▶ [ENTRIES PROVIDED]:

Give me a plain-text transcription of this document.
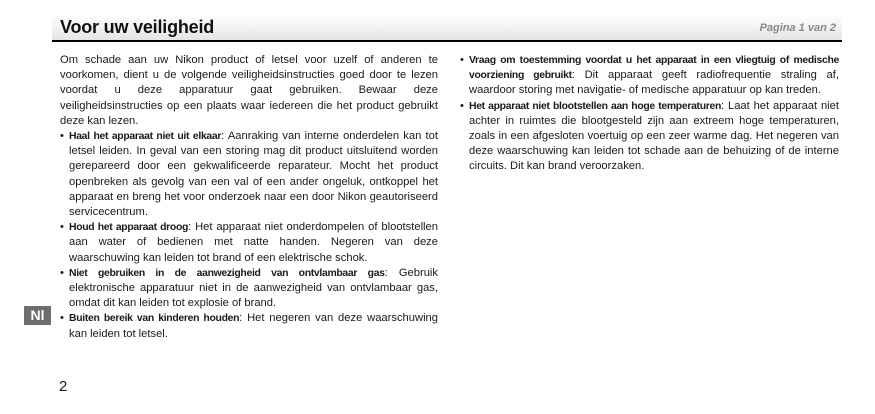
Voor uw veiligheid	Pagina 1 van 2

Om schade aan uw Nikon product of letsel voor uzelf of anderen te voorkomen, dient u de volgende veiligheidsinstructies goed door te lezen voordat u deze apparatuur gaat gebruiken. Bewaar deze veiligheidsinstructies op een plaats waar iedereen die het product gebruikt deze kan lezen.

• Haal het apparaat niet uit elkaar: Aanraking van interne onderdelen kan tot letsel leiden. In geval van een storing mag dit product uitsluitend worden gerepareerd door een gekwalificeerde reparateur. Mocht het product openbreken als gevolg van een val of een ander ongeluk, ontkoppel het apparaat en breng het voor onderzoek naar een door Nikon geautoriseerd servicecentrum.
• Houd het apparaat droog: Het apparaat niet onderdompelen of blootstellen aan water of bedienen met natte handen. Negeren van deze waarschuwing kan leiden tot brand of een elektrische schok.
• Niet gebruiken in de aanwezigheid van ontvlambaar gas: Gebruik elektronische apparatuur niet in de aanwezigheid van ontvlambaar gas, omdat dit kan leiden tot explosie of brand.
• Buiten bereik van kinderen houden: Het negeren van deze waarschuwing kan leiden tot letsel.
• Vraag om toestemming voordat u het apparaat in een vliegtuig of medische voorziening gebruikt: Dit apparaat geeft radiofrequentie straling af, waardoor storing met navigatie- of medische apparatuur op kan treden.
• Het apparaat niet blootstellen aan hoge temperaturen: Laat het apparaat niet achter in ruimtes die blootgesteld zijn aan extreem hoge temperaturen, zoals in een afgesloten voertuig op een zeer warme dag. Het negeren van deze waarschuwing kan leiden tot schade aan de behuizing of de interne circuits. Dit kan brand veroorzaken.
Nl
2
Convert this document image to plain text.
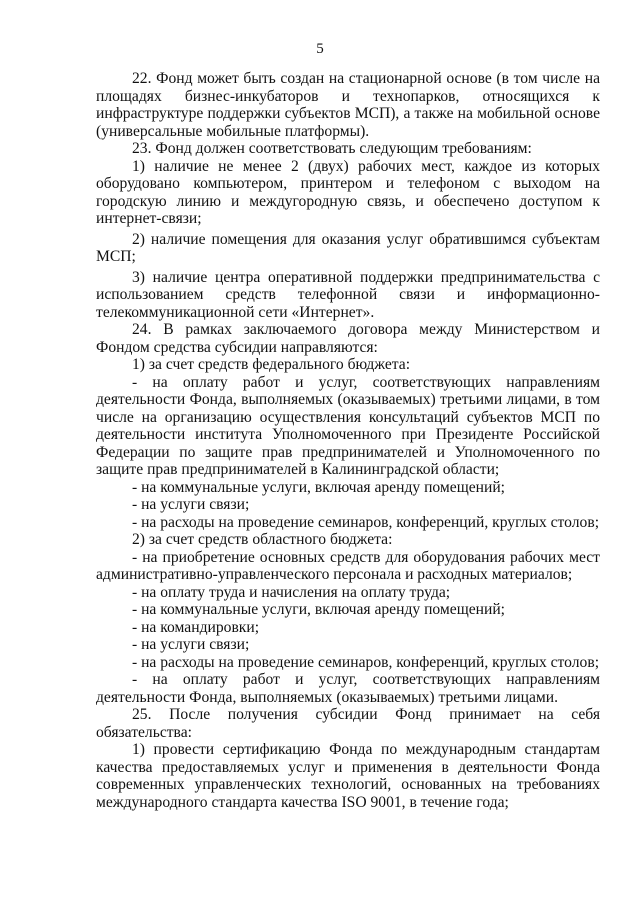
5

22. Фонд может быть создан на стационарной основе (в том числе на площадях бизнес-инкубаторов и технопарков, относящихся к инфраструктуре поддержки субъектов МСП), а также на мобильной основе (универсальные мобильные платформы).

23. Фонд должен соответствовать следующим требованиям:

1) наличие не менее 2 (двух) рабочих мест, каждое из которых оборудовано компьютером, принтером и телефоном с выходом на городскую линию и междугородную связь, и обеспечено доступом к интернет-связи;

2) наличие помещения для оказания услуг обратившимся субъектам МСП;

3) наличие центра оперативной поддержки предпринимательства с использованием средств телефонной связи и информационно-телекоммуникационной сети «Интернет».

24. В рамках заключаемого договора между Министерством и Фондом средства субсидии направляются:

1) за счет средств федерального бюджета:

- на оплату работ и услуг, соответствующих направлениям деятельности Фонда, выполняемых (оказываемых) третьими лицами, в том числе на организацию осуществления консультаций субъектов МСП по деятельности института Уполномоченного при Президенте Российской Федерации по защите прав предпринимателей и Уполномоченного по защите прав предпринимателей в Калининградской области;

- на коммунальные услуги, включая аренду помещений;

- на услуги связи;

- на расходы на проведение семинаров, конференций, круглых столов;

2) за счет средств областного бюджета:

- на приобретение основных средств для оборудования рабочих мест административно-управленческого персонала и расходных материалов;

- на оплату труда и начисления на оплату труда;

- на коммунальные услуги, включая аренду помещений;

- на командировки;

- на услуги связи;

- на расходы на проведение семинаров, конференций, круглых столов;

- на оплату работ и услуг, соответствующих направлениям деятельности Фонда, выполняемых (оказываемых) третьими лицами.

25. После получения субсидии Фонд принимает на себя обязательства:

1) провести сертификацию Фонда по международным стандартам качества предоставляемых услуг и применения в деятельности Фонда современных управленческих технологий, основанных на требованиях международного стандарта качества ISO 9001, в течение года;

▶ [SHORT TASK]: Return all of the data exactly as written, and drop the pictures.

▶ [WRITTEN RESPONSE]:
Give me a plain-text transcription of this document.
Voor uw veiligheid	Pagina 1 van 2

Om schade aan uw Nikon product of letsel voor uzelf of anderen te voorkomen, dient u de volgende veiligheidsinstructies goed door te lezen voordat u deze apparatuur gaat gebruiken. Bewaar deze veiligheidsinstructies op een plaats waar iedereen die het product gebruikt deze kan lezen.

• Haal het apparaat niet uit elkaar: Aanraking van interne onderdelen kan tot letsel leiden. In geval van een storing mag dit product uitsluitend worden gerepareerd door een gekwalificeerde reparateur. Mocht het product openbreken als gevolg van een val of een ander ongeluk, ontkoppel het apparaat en breng het voor onderzoek naar een door Nikon geautoriseerd servicecentrum.
• Houd het apparaat droog: Het apparaat niet onderdompelen of blootstellen aan water of bedienen met natte handen. Negeren van deze waarschuwing kan leiden tot brand of een elektrische schok.
• Niet gebruiken in de aanwezigheid van ontvlambaar gas: Gebruik elektronische apparatuur niet in de aanwezigheid van ontvlambaar gas, omdat dit kan leiden tot explosie of brand.
• Buiten bereik van kinderen houden: Het negeren van deze waarschuwing kan leiden tot letsel.
• Vraag om toestemming voordat u het apparaat in een vliegtuig of medische voorziening gebruikt: Dit apparaat geeft radiofrequentie straling af, waardoor storing met navigatie- of medische apparatuur op kan treden.
• Het apparaat niet blootstellen aan hoge temperaturen: Laat het apparaat niet achter in ruimtes die blootgesteld zijn aan extreem hoge temperaturen, zoals in een afgesloten voertuig op een zeer warme dag. Het negeren van deze waarschuwing kan leiden tot schade aan de behuizing of de interne circuits. Dit kan brand veroorzaken.
Nl
2
Convert this document image to plain text.
5

22. Фонд может быть создан на стационарной основе (в том числе на площадях бизнес-инкубаторов и технопарков, относящихся к инфраструктуре поддержки субъектов МСП), а также на мобильной основе (универсальные мобильные платформы).

23. Фонд должен соответствовать следующим требованиям:

1) наличие не менее 2 (двух) рабочих мест, каждое из которых оборудовано компьютером, принтером и телефоном с выходом на городскую линию и междугородную связь, и обеспечено доступом к интернет-связи;

2) наличие помещения для оказания услуг обратившимся субъектам МСП;

3) наличие центра оперативной поддержки предпринимательства с использованием средств телефонной связи и информационно-телекоммуникационной сети «Интернет».

24. В рамках заключаемого договора между Министерством и Фондом средства субсидии направляются:

1) за счет средств федерального бюджета:

- на оплату работ и услуг, соответствующих направлениям деятельности Фонда, выполняемых (оказываемых) третьими лицами, в том числе на организацию осуществления консультаций субъектов МСП по деятельности института Уполномоченного при Президенте Российской Федерации по защите прав предпринимателей и Уполномоченного по защите прав предпринимателей в Калининградской области;

- на коммунальные услуги, включая аренду помещений;

- на услуги связи;

- на расходы на проведение семинаров, конференций, круглых столов;

2) за счет средств областного бюджета:

- на приобретение основных средств для оборудования рабочих мест административно-управленческого персонала и расходных материалов;

- на оплату труда и начисления на оплату труда;

- на коммунальные услуги, включая аренду помещений;

- на командировки;

- на услуги связи;

- на расходы на проведение семинаров, конференций, круглых столов;

- на оплату работ и услуг, соответствующих направлениям деятельности Фонда, выполняемых (оказываемых) третьими лицами.

25. После получения субсидии Фонд принимает на себя обязательства:

1) провести сертификацию Фонда по международным стандартам качества предоставляемых услуг и применения в деятельности Фонда современных управленческих технологий, основанных на требованиях международного стандарта качества ISO 9001, в течение года;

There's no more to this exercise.